+++ Records provided

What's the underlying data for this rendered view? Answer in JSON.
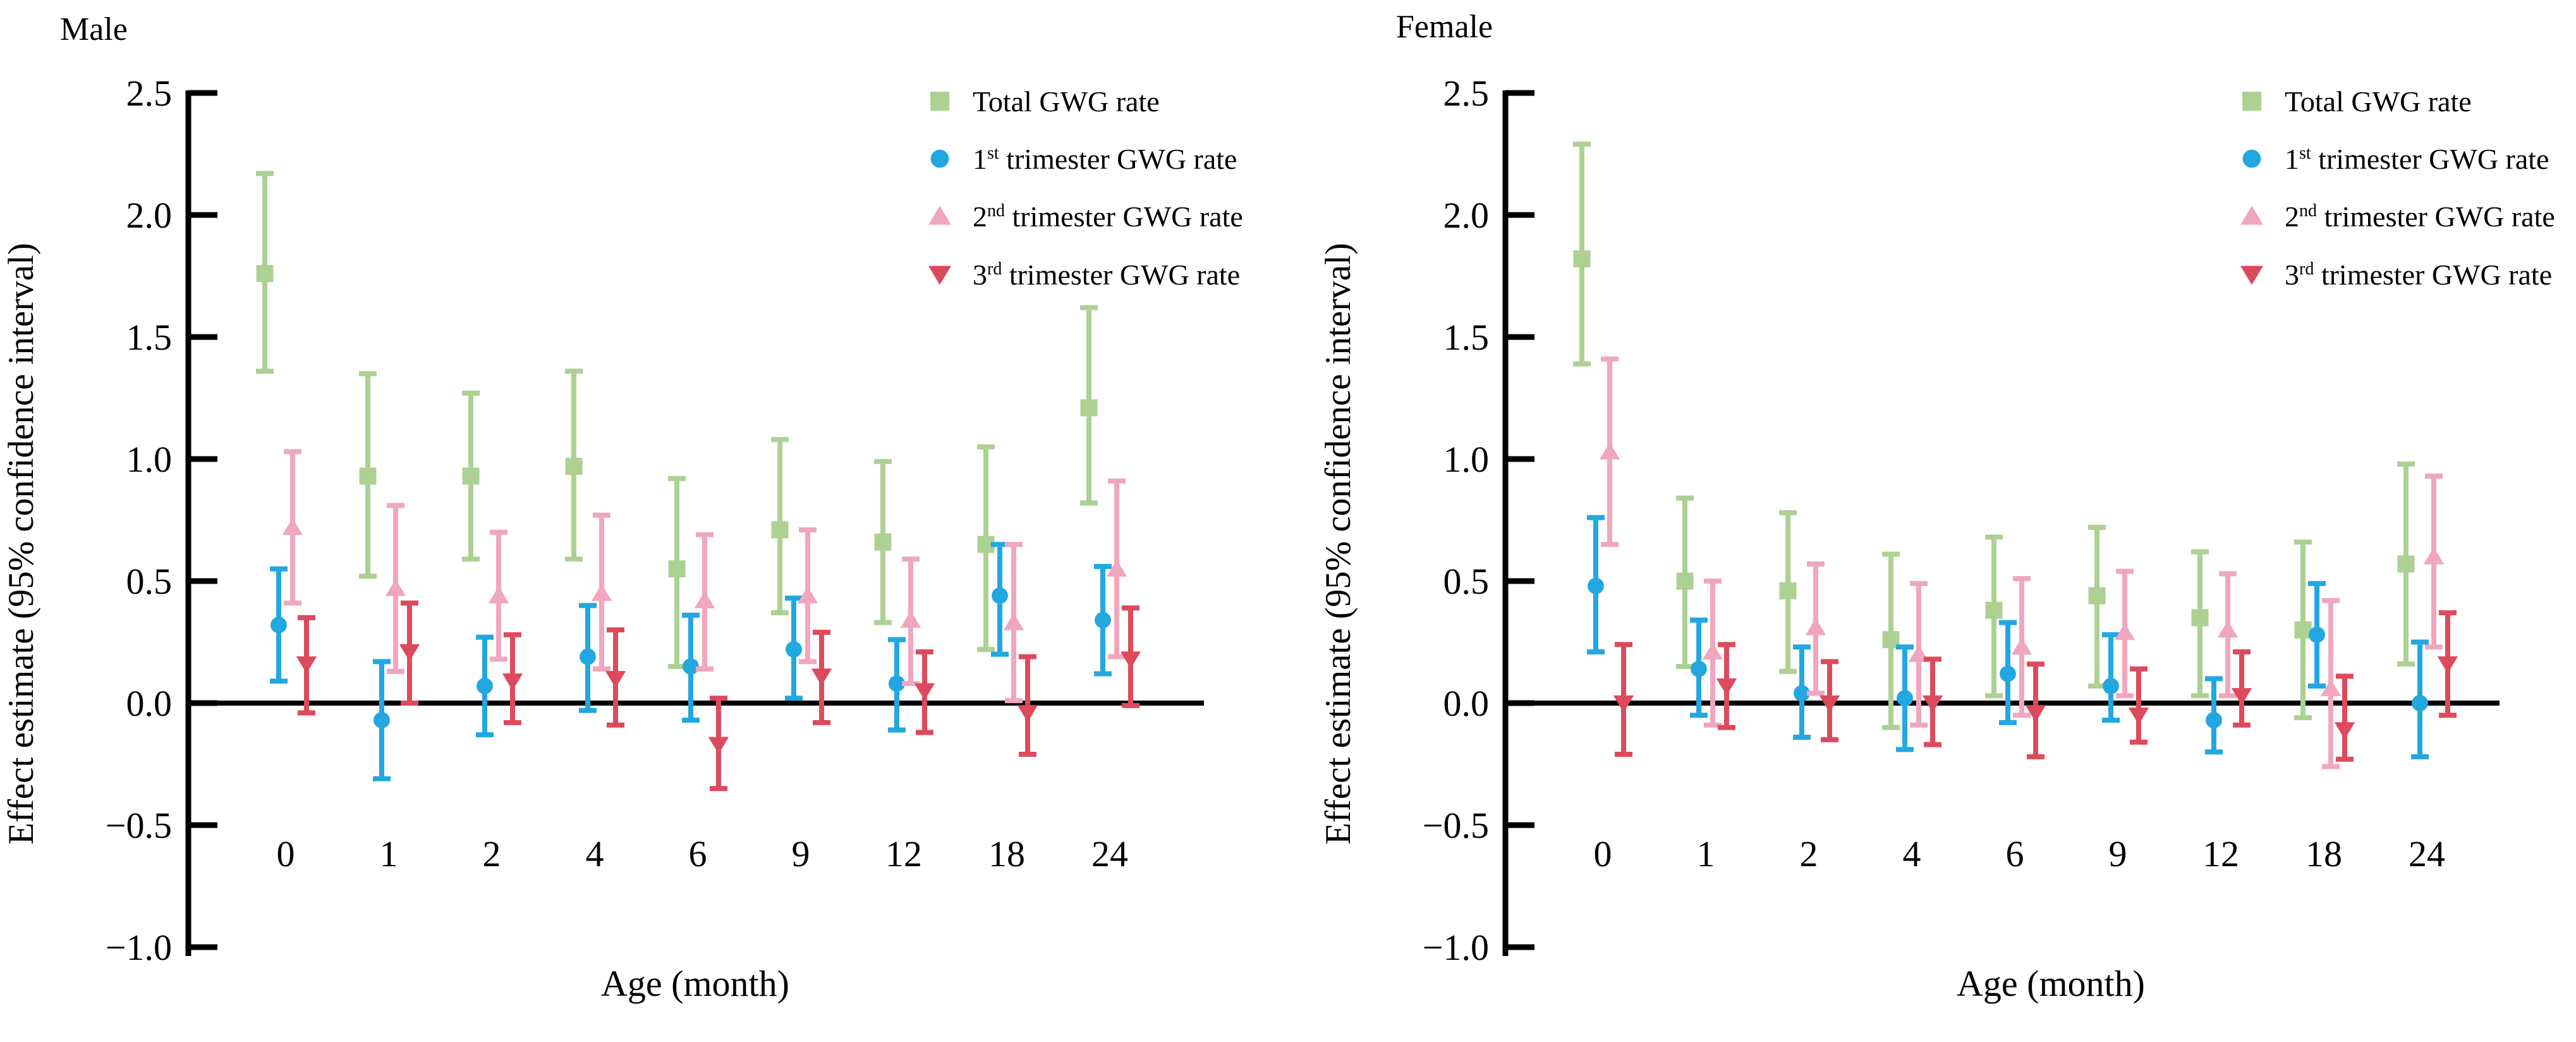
{
  "page": {
    "background": "#ffffff"
  },
  "legend": {
    "items": [
      {
        "id": "total",
        "base": "Total GWG rate",
        "sup": "",
        "rest": "",
        "marker": "square",
        "color": "#acd193"
      },
      {
        "id": "t1",
        "base": "1",
        "sup": "st",
        "rest": " trimester GWG rate",
        "marker": "circle",
        "color": "#23a7e0"
      },
      {
        "id": "t2",
        "base": "2",
        "sup": "nd",
        "rest": " trimester GWG rate",
        "marker": "triangle-up",
        "color": "#f1a6c0"
      },
      {
        "id": "t3",
        "base": "3",
        "sup": "rd",
        "rest": " trimester GWG rate",
        "marker": "triangle-down",
        "color": "#dd4a5c"
      }
    ]
  },
  "chart_data": [
    {
      "type": "errorbar",
      "title": "Male",
      "xlabel": "Age (month)",
      "ylabel": "Effect estimate (95% confidence interval)",
      "ylim": [
        -1.0,
        2.5
      ],
      "yticks": [
        {
          "label": "2.5",
          "value": 2.5
        },
        {
          "label": "2.0",
          "value": 2.0
        },
        {
          "label": "1.5",
          "value": 1.5
        },
        {
          "label": "1.0",
          "value": 1.0
        },
        {
          "label": "0.5",
          "value": 0.5
        },
        {
          "label": "0.0",
          "value": 0.0
        },
        {
          "label": "−0.5",
          "value": -0.5
        },
        {
          "label": "−1.0",
          "value": -1.0
        }
      ],
      "categories": [
        "0",
        "1",
        "2",
        "4",
        "6",
        "9",
        "12",
        "18",
        "24"
      ],
      "grid": false,
      "legend_position": "top-right",
      "series": [
        {
          "name": "Total GWG rate",
          "marker": "square",
          "color": "#acd193",
          "points": [
            [
              1.76,
              1.36,
              2.17
            ],
            [
              0.93,
              0.52,
              1.35
            ],
            [
              0.93,
              0.59,
              1.27
            ],
            [
              0.97,
              0.59,
              1.36
            ],
            [
              0.55,
              0.15,
              0.92
            ],
            [
              0.71,
              0.37,
              1.08
            ],
            [
              0.66,
              0.33,
              0.99
            ],
            [
              0.65,
              0.22,
              1.05
            ],
            [
              1.21,
              0.82,
              1.62
            ]
          ]
        },
        {
          "name": "1st trimester GWG rate",
          "marker": "circle",
          "color": "#23a7e0",
          "points": [
            [
              0.32,
              0.09,
              0.55
            ],
            [
              -0.07,
              -0.31,
              0.17
            ],
            [
              0.07,
              -0.13,
              0.27
            ],
            [
              0.19,
              -0.03,
              0.4
            ],
            [
              0.15,
              -0.07,
              0.36
            ],
            [
              0.22,
              0.02,
              0.43
            ],
            [
              0.08,
              -0.11,
              0.26
            ],
            [
              0.44,
              0.2,
              0.65
            ],
            [
              0.34,
              0.12,
              0.56
            ]
          ]
        },
        {
          "name": "2nd trimester GWG rate",
          "marker": "triangle-up",
          "color": "#f1a6c0",
          "points": [
            [
              0.72,
              0.41,
              1.03
            ],
            [
              0.47,
              0.13,
              0.81
            ],
            [
              0.44,
              0.18,
              0.7
            ],
            [
              0.45,
              0.14,
              0.77
            ],
            [
              0.42,
              0.14,
              0.69
            ],
            [
              0.44,
              0.17,
              0.71
            ],
            [
              0.34,
              0.08,
              0.59
            ],
            [
              0.33,
              0.01,
              0.65
            ],
            [
              0.55,
              0.19,
              0.91
            ]
          ]
        },
        {
          "name": "3rd trimester GWG rate",
          "marker": "triangle-down",
          "color": "#dd4a5c",
          "points": [
            [
              0.16,
              -0.04,
              0.35
            ],
            [
              0.21,
              0.0,
              0.41
            ],
            [
              0.09,
              -0.08,
              0.28
            ],
            [
              0.1,
              -0.09,
              0.3
            ],
            [
              -0.17,
              -0.35,
              0.02
            ],
            [
              0.11,
              -0.08,
              0.29
            ],
            [
              0.05,
              -0.12,
              0.21
            ],
            [
              -0.04,
              -0.21,
              0.19
            ],
            [
              0.18,
              -0.01,
              0.39
            ]
          ]
        }
      ]
    },
    {
      "type": "errorbar",
      "title": "Female",
      "xlabel": "Age (month)",
      "ylabel": "Effect estimate (95% confidence interval)",
      "ylim": [
        -1.0,
        2.5
      ],
      "yticks": [
        {
          "label": "2.5",
          "value": 2.5
        },
        {
          "label": "2.0",
          "value": 2.0
        },
        {
          "label": "1.5",
          "value": 1.5
        },
        {
          "label": "1.0",
          "value": 1.0
        },
        {
          "label": "0.5",
          "value": 0.5
        },
        {
          "label": "0.0",
          "value": 0.0
        },
        {
          "label": "−0.5",
          "value": -0.5
        },
        {
          "label": "−1.0",
          "value": -1.0
        }
      ],
      "categories": [
        "0",
        "1",
        "2",
        "4",
        "6",
        "9",
        "12",
        "18",
        "24"
      ],
      "grid": false,
      "legend_position": "top-right",
      "series": [
        {
          "name": "Total GWG rate",
          "marker": "square",
          "color": "#acd193",
          "points": [
            [
              1.82,
              1.39,
              2.29
            ],
            [
              0.5,
              0.15,
              0.84
            ],
            [
              0.46,
              0.13,
              0.78
            ],
            [
              0.26,
              -0.1,
              0.61
            ],
            [
              0.38,
              0.03,
              0.68
            ],
            [
              0.44,
              0.07,
              0.72
            ],
            [
              0.35,
              0.03,
              0.62
            ],
            [
              0.3,
              -0.06,
              0.66
            ],
            [
              0.57,
              0.16,
              0.98
            ]
          ]
        },
        {
          "name": "1st trimester GWG rate",
          "marker": "circle",
          "color": "#23a7e0",
          "points": [
            [
              0.48,
              0.21,
              0.76
            ],
            [
              0.14,
              -0.05,
              0.34
            ],
            [
              0.04,
              -0.14,
              0.23
            ],
            [
              0.02,
              -0.19,
              0.23
            ],
            [
              0.12,
              -0.08,
              0.33
            ],
            [
              0.07,
              -0.07,
              0.28
            ],
            [
              -0.07,
              -0.2,
              0.1
            ],
            [
              0.28,
              0.07,
              0.49
            ],
            [
              0.0,
              -0.22,
              0.25
            ]
          ]
        },
        {
          "name": "2nd trimester GWG rate",
          "marker": "triangle-up",
          "color": "#f1a6c0",
          "points": [
            [
              1.03,
              0.65,
              1.41
            ],
            [
              0.21,
              -0.09,
              0.5
            ],
            [
              0.31,
              0.04,
              0.57
            ],
            [
              0.2,
              -0.09,
              0.49
            ],
            [
              0.23,
              -0.05,
              0.51
            ],
            [
              0.29,
              0.03,
              0.54
            ],
            [
              0.3,
              0.03,
              0.53
            ],
            [
              0.06,
              -0.26,
              0.42
            ],
            [
              0.6,
              0.23,
              0.93
            ]
          ]
        },
        {
          "name": "3rd trimester GWG rate",
          "marker": "triangle-down",
          "color": "#dd4a5c",
          "points": [
            [
              0.0,
              -0.21,
              0.24
            ],
            [
              0.07,
              -0.1,
              0.24
            ],
            [
              0.0,
              -0.15,
              0.17
            ],
            [
              0.0,
              -0.17,
              0.18
            ],
            [
              -0.04,
              -0.22,
              0.16
            ],
            [
              -0.05,
              -0.16,
              0.14
            ],
            [
              0.03,
              -0.09,
              0.21
            ],
            [
              -0.11,
              -0.23,
              0.11
            ],
            [
              0.16,
              -0.05,
              0.37
            ]
          ]
        }
      ]
    }
  ]
}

++++++

Will you restate every entry word for word and omit the images?

| Correct response |
What's the underlying data for this rendered view? Answer in JSON.
{
  "page": {
    "background": "#ffffff"
  },
  "legend": {
    "items": [
      {
        "id": "total",
        "base": "Total GWG rate",
        "sup": "",
        "rest": "",
        "marker": "square",
        "color": "#acd193"
      },
      {
        "id": "t1",
        "base": "1",
        "sup": "st",
        "rest": " trimester GWG rate",
        "marker": "circle",
        "color": "#23a7e0"
      },
      {
        "id": "t2",
        "base": "2",
        "sup": "nd",
        "rest": " trimester GWG rate",
        "marker": "triangle-up",
        "color": "#f1a6c0"
      },
      {
        "id": "t3",
        "base": "3",
        "sup": "rd",
        "rest": " trimester GWG rate",
        "marker": "triangle-down",
        "color": "#dd4a5c"
      }
    ]
  },
  "chart_data": [
    {
      "type": "errorbar",
      "title": "Male",
      "xlabel": "Age (month)",
      "ylabel": "Effect estimate (95% confidence interval)",
      "ylim": [
        -1.0,
        2.5
      ],
      "yticks": [
        {
          "label": "2.5",
          "value": 2.5
        },
        {
          "label": "2.0",
          "value": 2.0
        },
        {
          "label": "1.5",
          "value": 1.5
        },
        {
          "label": "1.0",
          "value": 1.0
        },
        {
          "label": "0.5",
          "value": 0.5
        },
        {
          "label": "0.0",
          "value": 0.0
        },
        {
          "label": "−0.5",
          "value": -0.5
        },
        {
          "label": "−1.0",
          "value": -1.0
        }
      ],
      "categories": [
        "0",
        "1",
        "2",
        "4",
        "6",
        "9",
        "12",
        "18",
        "24"
      ],
      "grid": false,
      "legend_position": "top-right",
      "series": [
        {
          "name": "Total GWG rate",
          "marker": "square",
          "color": "#acd193",
          "points": [
            [
              1.76,
              1.36,
              2.17
            ],
            [
              0.93,
              0.52,
              1.35
            ],
            [
              0.93,
              0.59,
              1.27
            ],
            [
              0.97,
              0.59,
              1.36
            ],
            [
              0.55,
              0.15,
              0.92
            ],
            [
              0.71,
              0.37,
              1.08
            ],
            [
              0.66,
              0.33,
              0.99
            ],
            [
              0.65,
              0.22,
              1.05
            ],
            [
              1.21,
              0.82,
              1.62
            ]
          ]
        },
        {
          "name": "1st trimester GWG rate",
          "marker": "circle",
          "color": "#23a7e0",
          "points": [
            [
              0.32,
              0.09,
              0.55
            ],
            [
              -0.07,
              -0.31,
              0.17
            ],
            [
              0.07,
              -0.13,
              0.27
            ],
            [
              0.19,
              -0.03,
              0.4
            ],
            [
              0.15,
              -0.07,
              0.36
            ],
            [
              0.22,
              0.02,
              0.43
            ],
            [
              0.08,
              -0.11,
              0.26
            ],
            [
              0.44,
              0.2,
              0.65
            ],
            [
              0.34,
              0.12,
              0.56
            ]
          ]
        },
        {
          "name": "2nd trimester GWG rate",
          "marker": "triangle-up",
          "color": "#f1a6c0",
          "points": [
            [
              0.72,
              0.41,
              1.03
            ],
            [
              0.47,
              0.13,
              0.81
            ],
            [
              0.44,
              0.18,
              0.7
            ],
            [
              0.45,
              0.14,
              0.77
            ],
            [
              0.42,
              0.14,
              0.69
            ],
            [
              0.44,
              0.17,
              0.71
            ],
            [
              0.34,
              0.08,
              0.59
            ],
            [
              0.33,
              0.01,
              0.65
            ],
            [
              0.55,
              0.19,
              0.91
            ]
          ]
        },
        {
          "name": "3rd trimester GWG rate",
          "marker": "triangle-down",
          "color": "#dd4a5c",
          "points": [
            [
              0.16,
              -0.04,
              0.35
            ],
            [
              0.21,
              0.0,
              0.41
            ],
            [
              0.09,
              -0.08,
              0.28
            ],
            [
              0.1,
              -0.09,
              0.3
            ],
            [
              -0.17,
              -0.35,
              0.02
            ],
            [
              0.11,
              -0.08,
              0.29
            ],
            [
              0.05,
              -0.12,
              0.21
            ],
            [
              -0.04,
              -0.21,
              0.19
            ],
            [
              0.18,
              -0.01,
              0.39
            ]
          ]
        }
      ]
    },
    {
      "type": "errorbar",
      "title": "Female",
      "xlabel": "Age (month)",
      "ylabel": "Effect estimate (95% confidence interval)",
      "ylim": [
        -1.0,
        2.5
      ],
      "yticks": [
        {
          "label": "2.5",
          "value": 2.5
        },
        {
          "label": "2.0",
          "value": 2.0
        },
        {
          "label": "1.5",
          "value": 1.5
        },
        {
          "label": "1.0",
          "value": 1.0
        },
        {
          "label": "0.5",
          "value": 0.5
        },
        {
          "label": "0.0",
          "value": 0.0
        },
        {
          "label": "−0.5",
          "value": -0.5
        },
        {
          "label": "−1.0",
          "value": -1.0
        }
      ],
      "categories": [
        "0",
        "1",
        "2",
        "4",
        "6",
        "9",
        "12",
        "18",
        "24"
      ],
      "grid": false,
      "legend_position": "top-right",
      "series": [
        {
          "name": "Total GWG rate",
          "marker": "square",
          "color": "#acd193",
          "points": [
            [
              1.82,
              1.39,
              2.29
            ],
            [
              0.5,
              0.15,
              0.84
            ],
            [
              0.46,
              0.13,
              0.78
            ],
            [
              0.26,
              -0.1,
              0.61
            ],
            [
              0.38,
              0.03,
              0.68
            ],
            [
              0.44,
              0.07,
              0.72
            ],
            [
              0.35,
              0.03,
              0.62
            ],
            [
              0.3,
              -0.06,
              0.66
            ],
            [
              0.57,
              0.16,
              0.98
            ]
          ]
        },
        {
          "name": "1st trimester GWG rate",
          "marker": "circle",
          "color": "#23a7e0",
          "points": [
            [
              0.48,
              0.21,
              0.76
            ],
            [
              0.14,
              -0.05,
              0.34
            ],
            [
              0.04,
              -0.14,
              0.23
            ],
            [
              0.02,
              -0.19,
              0.23
            ],
            [
              0.12,
              -0.08,
              0.33
            ],
            [
              0.07,
              -0.07,
              0.28
            ],
            [
              -0.07,
              -0.2,
              0.1
            ],
            [
              0.28,
              0.07,
              0.49
            ],
            [
              0.0,
              -0.22,
              0.25
            ]
          ]
        },
        {
          "name": "2nd trimester GWG rate",
          "marker": "triangle-up",
          "color": "#f1a6c0",
          "points": [
            [
              1.03,
              0.65,
              1.41
            ],
            [
              0.21,
              -0.09,
              0.5
            ],
            [
              0.31,
              0.04,
              0.57
            ],
            [
              0.2,
              -0.09,
              0.49
            ],
            [
              0.23,
              -0.05,
              0.51
            ],
            [
              0.29,
              0.03,
              0.54
            ],
            [
              0.3,
              0.03,
              0.53
            ],
            [
              0.06,
              -0.26,
              0.42
            ],
            [
              0.6,
              0.23,
              0.93
            ]
          ]
        },
        {
          "name": "3rd trimester GWG rate",
          "marker": "triangle-down",
          "color": "#dd4a5c",
          "points": [
            [
              0.0,
              -0.21,
              0.24
            ],
            [
              0.07,
              -0.1,
              0.24
            ],
            [
              0.0,
              -0.15,
              0.17
            ],
            [
              0.0,
              -0.17,
              0.18
            ],
            [
              -0.04,
              -0.22,
              0.16
            ],
            [
              -0.05,
              -0.16,
              0.14
            ],
            [
              0.03,
              -0.09,
              0.21
            ],
            [
              -0.11,
              -0.23,
              0.11
            ],
            [
              0.16,
              -0.05,
              0.37
            ]
          ]
        }
      ]
    }
  ]
}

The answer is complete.